Transcribe each record exactly. Include every one.

Dataset items:
-- START --

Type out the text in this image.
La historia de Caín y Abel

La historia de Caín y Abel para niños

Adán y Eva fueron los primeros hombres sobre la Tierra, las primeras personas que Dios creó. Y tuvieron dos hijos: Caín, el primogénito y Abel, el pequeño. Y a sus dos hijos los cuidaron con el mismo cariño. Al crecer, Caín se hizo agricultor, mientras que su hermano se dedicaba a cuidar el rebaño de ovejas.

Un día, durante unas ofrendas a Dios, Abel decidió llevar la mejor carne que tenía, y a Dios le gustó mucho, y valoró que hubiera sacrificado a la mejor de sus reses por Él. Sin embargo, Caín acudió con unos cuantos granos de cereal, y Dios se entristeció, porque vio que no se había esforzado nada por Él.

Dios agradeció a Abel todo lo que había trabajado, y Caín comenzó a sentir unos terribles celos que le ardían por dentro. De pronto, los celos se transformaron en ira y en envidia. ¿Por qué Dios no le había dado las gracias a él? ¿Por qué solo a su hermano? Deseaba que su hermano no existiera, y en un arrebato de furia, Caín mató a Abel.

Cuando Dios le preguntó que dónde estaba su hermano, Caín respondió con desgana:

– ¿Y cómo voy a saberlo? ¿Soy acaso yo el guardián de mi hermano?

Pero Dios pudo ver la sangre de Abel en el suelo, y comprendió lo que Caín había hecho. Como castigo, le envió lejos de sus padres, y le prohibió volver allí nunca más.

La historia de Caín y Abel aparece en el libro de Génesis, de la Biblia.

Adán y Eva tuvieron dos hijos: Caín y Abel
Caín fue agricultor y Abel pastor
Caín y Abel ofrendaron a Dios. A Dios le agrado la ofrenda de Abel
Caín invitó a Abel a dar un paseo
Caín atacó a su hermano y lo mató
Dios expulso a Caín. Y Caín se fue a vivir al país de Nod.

-- END --

**Task output**
Type out the text in this image.
La historia de Caín y Abel

La historia de Caín y Abel para niños

Adán y Eva fueron los primeros hombres sobre la Tierra, las primeras personas que Dios creó. Y tuvieron dos hijos: Caín, el primogénito y Abel, el pequeño. Y a sus dos hijos los cuidaron con el mismo cariño. Al crecer, Caín se hizo agricultor, mientras que su hermano se dedicaba a cuidar el rebaño de ovejas.

Un día, durante unas ofrendas a Dios, Abel decidió llevar la mejor carne que tenía, y a Dios le gustó mucho, y valoró que hubiera sacrificado a la mejor de sus reses por Él. Sin embargo, Caín acudió con unos cuantos granos de cereal, y Dios se entristeció, porque vio que no se había esforzado nada por Él.

Dios agradeció a Abel todo lo que había trabajado, y Caín comenzó a sentir unos terribles celos que le ardían por dentro. De pronto, los celos se transformaron en ira y en envidia. ¿Por qué Dios no le había dado las gracias a él? ¿Por qué solo a su hermano? Deseaba que su hermano no existiera, y en un arrebato de furia, Caín mató a Abel.

Cuando Dios le preguntó que dónde estaba su hermano, Caín respondió con desgana:

– ¿Y cómo voy a saberlo? ¿Soy acaso yo el guardián de mi hermano?

Pero Dios pudo ver la sangre de Abel en el suelo, y comprendió lo que Caín había hecho. Como castigo, le envió lejos de sus padres, y le prohibió volver allí nunca más.

La historia de Caín y Abel aparece en el libro de Génesis, de la Biblia.

Adán y Eva tuvieron dos hijos: Caín y Abel
Caín fue agricultor y Abel pastor
Caín y Abel ofrendaron a Dios. A Dios le agrado la ofrenda de Abel
Caín invitó a Abel a dar un paseo
Caín atacó a su hermano y lo mató
Dios expulso a Caín. Y Caín se fue a vivir al país de Nod.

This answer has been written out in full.